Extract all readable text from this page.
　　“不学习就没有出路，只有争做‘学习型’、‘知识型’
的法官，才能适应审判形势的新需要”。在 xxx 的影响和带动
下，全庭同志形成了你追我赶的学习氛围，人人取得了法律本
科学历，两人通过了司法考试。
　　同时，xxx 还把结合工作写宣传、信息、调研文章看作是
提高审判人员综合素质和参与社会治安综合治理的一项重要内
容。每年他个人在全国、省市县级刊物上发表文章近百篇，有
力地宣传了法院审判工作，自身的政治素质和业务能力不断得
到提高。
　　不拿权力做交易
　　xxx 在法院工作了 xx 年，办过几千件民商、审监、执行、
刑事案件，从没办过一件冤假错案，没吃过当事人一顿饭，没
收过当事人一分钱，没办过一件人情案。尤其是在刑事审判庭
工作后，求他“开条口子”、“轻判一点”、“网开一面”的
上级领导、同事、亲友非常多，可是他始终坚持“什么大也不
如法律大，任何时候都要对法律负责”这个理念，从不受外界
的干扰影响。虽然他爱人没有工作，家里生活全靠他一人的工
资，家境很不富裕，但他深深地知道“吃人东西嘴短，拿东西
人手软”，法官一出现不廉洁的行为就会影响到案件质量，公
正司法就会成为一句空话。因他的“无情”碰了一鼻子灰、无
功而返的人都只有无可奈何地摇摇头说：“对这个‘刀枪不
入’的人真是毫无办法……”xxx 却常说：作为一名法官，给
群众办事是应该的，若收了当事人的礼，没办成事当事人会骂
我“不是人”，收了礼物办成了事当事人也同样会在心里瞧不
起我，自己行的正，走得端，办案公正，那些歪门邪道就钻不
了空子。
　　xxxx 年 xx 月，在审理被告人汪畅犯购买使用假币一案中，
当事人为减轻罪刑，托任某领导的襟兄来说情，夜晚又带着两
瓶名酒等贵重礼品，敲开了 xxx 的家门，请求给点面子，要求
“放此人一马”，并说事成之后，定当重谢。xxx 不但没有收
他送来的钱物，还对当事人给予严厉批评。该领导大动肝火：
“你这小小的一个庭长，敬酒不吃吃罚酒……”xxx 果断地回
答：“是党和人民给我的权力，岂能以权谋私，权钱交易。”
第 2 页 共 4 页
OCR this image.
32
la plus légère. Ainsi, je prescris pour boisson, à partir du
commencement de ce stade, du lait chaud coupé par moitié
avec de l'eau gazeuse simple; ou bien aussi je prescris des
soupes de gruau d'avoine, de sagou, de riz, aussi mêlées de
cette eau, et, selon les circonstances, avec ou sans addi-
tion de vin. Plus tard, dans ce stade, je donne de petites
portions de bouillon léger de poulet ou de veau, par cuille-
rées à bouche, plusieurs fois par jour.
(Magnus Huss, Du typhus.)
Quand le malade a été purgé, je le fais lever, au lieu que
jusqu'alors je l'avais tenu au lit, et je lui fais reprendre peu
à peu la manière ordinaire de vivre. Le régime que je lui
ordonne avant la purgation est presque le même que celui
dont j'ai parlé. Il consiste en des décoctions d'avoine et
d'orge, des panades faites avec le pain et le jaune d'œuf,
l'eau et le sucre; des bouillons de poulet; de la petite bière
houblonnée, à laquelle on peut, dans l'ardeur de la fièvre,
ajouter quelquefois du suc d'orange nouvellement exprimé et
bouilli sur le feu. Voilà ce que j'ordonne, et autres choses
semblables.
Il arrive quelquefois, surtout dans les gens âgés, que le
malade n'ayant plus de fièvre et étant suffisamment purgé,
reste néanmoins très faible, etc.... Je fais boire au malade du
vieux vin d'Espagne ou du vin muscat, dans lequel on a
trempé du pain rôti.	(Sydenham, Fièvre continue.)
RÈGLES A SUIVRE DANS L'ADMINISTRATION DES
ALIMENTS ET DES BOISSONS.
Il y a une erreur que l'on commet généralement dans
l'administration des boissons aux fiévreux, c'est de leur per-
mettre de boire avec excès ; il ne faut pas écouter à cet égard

######

THE TASK
From the data above, work out how many lines contain the string "malade" and reply with only the number.

SOLUTION TO THIS TASK
3